* EXERCISE MATERIALS *
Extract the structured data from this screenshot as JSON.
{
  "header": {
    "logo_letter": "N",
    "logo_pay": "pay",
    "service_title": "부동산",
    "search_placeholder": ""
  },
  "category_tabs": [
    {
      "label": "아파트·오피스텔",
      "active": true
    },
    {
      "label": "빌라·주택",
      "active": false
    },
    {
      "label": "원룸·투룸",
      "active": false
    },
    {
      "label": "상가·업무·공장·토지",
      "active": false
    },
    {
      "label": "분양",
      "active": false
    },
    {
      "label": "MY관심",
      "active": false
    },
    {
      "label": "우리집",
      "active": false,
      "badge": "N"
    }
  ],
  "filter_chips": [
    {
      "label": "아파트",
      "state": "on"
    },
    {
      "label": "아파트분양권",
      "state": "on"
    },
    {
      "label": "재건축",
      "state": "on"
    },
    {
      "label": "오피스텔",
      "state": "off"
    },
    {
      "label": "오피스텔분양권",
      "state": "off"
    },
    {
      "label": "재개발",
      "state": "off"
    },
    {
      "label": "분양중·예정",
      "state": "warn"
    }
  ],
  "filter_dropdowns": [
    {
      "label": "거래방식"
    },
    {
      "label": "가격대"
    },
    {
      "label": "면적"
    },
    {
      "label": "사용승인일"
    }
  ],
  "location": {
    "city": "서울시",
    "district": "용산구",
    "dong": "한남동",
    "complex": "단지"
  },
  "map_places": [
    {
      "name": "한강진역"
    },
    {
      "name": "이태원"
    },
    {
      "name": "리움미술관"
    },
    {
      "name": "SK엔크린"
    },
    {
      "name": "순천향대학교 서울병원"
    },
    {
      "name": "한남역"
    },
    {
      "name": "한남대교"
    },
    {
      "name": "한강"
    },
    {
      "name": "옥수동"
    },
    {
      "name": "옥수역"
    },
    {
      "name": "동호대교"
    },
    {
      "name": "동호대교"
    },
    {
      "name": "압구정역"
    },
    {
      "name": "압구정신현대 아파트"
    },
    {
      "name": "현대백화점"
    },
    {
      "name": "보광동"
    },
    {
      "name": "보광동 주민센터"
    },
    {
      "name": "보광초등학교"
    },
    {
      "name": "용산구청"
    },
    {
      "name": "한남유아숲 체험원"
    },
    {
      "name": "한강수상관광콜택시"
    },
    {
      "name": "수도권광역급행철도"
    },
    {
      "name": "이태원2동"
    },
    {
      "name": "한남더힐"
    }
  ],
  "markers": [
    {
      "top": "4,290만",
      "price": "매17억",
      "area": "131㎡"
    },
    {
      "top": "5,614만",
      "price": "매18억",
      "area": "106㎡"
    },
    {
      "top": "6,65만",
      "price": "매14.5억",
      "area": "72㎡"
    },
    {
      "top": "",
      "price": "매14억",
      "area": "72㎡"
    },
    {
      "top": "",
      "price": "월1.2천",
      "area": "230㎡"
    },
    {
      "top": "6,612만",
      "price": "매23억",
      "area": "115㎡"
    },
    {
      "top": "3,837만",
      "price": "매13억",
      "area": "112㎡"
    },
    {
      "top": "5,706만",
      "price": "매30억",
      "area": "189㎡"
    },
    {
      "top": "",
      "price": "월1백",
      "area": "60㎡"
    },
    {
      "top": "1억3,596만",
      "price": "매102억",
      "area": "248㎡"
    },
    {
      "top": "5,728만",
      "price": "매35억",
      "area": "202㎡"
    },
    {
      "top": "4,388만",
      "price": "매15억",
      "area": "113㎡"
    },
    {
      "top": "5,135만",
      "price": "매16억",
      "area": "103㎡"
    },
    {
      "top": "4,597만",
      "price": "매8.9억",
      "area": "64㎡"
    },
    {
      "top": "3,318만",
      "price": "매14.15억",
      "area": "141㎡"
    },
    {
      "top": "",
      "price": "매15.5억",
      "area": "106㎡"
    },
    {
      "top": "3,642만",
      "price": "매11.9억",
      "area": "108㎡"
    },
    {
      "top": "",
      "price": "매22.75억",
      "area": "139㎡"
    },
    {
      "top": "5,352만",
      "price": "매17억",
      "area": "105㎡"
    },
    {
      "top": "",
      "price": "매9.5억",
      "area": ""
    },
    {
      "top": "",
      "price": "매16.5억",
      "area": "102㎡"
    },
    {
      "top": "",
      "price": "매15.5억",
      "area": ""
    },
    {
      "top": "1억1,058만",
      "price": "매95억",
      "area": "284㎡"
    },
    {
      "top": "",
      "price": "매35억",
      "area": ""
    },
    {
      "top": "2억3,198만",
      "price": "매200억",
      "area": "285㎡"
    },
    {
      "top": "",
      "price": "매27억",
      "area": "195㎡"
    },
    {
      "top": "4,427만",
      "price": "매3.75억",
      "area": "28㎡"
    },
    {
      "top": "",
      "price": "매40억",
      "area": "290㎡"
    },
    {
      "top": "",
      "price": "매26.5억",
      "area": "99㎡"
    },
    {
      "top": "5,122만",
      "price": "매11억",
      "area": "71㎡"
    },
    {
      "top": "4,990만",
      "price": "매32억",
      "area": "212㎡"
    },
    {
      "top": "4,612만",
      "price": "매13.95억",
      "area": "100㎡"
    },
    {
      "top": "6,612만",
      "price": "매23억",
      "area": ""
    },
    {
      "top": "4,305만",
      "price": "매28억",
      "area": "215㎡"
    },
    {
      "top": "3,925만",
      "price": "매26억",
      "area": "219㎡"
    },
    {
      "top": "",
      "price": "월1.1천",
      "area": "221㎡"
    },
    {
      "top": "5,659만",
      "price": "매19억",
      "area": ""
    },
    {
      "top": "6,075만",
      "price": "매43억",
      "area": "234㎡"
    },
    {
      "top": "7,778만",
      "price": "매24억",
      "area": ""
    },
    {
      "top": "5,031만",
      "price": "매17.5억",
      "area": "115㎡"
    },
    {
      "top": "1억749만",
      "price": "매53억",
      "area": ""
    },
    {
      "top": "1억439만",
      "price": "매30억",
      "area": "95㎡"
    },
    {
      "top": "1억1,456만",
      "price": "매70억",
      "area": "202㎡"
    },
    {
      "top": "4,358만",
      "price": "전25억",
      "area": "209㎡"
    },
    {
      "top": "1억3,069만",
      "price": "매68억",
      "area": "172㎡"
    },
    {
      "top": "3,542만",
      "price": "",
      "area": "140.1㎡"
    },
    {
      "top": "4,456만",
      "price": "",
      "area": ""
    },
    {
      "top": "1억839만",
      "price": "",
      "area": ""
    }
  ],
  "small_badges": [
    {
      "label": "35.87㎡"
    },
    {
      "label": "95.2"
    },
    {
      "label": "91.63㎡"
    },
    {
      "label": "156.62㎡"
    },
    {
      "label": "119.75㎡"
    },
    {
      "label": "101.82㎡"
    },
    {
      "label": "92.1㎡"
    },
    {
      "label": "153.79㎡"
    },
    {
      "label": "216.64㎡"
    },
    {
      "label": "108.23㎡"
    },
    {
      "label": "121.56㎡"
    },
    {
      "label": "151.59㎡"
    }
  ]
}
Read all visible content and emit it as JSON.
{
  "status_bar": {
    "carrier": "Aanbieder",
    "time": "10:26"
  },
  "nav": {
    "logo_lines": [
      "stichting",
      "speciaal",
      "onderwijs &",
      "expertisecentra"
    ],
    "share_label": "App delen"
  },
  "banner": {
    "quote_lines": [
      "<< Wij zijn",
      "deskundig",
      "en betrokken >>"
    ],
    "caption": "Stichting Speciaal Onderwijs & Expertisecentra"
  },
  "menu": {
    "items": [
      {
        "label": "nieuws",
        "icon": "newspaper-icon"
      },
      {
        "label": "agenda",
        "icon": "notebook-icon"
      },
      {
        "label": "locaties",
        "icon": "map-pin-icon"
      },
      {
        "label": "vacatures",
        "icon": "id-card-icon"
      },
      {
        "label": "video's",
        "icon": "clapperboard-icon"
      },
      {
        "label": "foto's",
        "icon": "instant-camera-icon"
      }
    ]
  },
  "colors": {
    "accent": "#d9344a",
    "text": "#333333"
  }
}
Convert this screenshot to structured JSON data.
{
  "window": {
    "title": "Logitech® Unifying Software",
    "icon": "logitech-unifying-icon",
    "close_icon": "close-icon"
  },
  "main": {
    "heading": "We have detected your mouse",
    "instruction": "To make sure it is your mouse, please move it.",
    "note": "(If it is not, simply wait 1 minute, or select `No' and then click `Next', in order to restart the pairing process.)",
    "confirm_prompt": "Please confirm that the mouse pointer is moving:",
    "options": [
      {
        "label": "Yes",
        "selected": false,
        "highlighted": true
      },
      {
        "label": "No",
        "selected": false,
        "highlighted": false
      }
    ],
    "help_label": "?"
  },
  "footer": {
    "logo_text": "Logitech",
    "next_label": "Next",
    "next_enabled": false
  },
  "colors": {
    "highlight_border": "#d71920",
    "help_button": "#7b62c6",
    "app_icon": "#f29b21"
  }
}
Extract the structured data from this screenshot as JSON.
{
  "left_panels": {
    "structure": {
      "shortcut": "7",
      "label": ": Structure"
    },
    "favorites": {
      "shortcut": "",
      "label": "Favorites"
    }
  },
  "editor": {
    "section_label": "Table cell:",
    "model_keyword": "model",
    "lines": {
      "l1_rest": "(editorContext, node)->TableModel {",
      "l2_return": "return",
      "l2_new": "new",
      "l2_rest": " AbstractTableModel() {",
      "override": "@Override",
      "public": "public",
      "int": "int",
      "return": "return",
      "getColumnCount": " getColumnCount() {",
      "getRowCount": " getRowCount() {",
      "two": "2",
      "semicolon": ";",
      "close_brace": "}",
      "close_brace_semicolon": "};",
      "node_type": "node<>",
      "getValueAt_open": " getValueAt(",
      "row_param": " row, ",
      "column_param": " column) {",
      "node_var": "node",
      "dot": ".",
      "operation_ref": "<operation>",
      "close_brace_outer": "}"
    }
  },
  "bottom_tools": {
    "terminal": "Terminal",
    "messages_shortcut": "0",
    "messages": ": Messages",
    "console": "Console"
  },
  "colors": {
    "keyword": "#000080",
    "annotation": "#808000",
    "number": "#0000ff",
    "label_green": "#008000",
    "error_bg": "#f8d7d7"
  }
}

* WRITTEN TASK *
Which lines contain the word "your"? Return each of them.

* EXERCISE RESPONSE *
    "heading": "We have detected your mouse",
    "instruction": "To make sure it is your mouse, please move it.",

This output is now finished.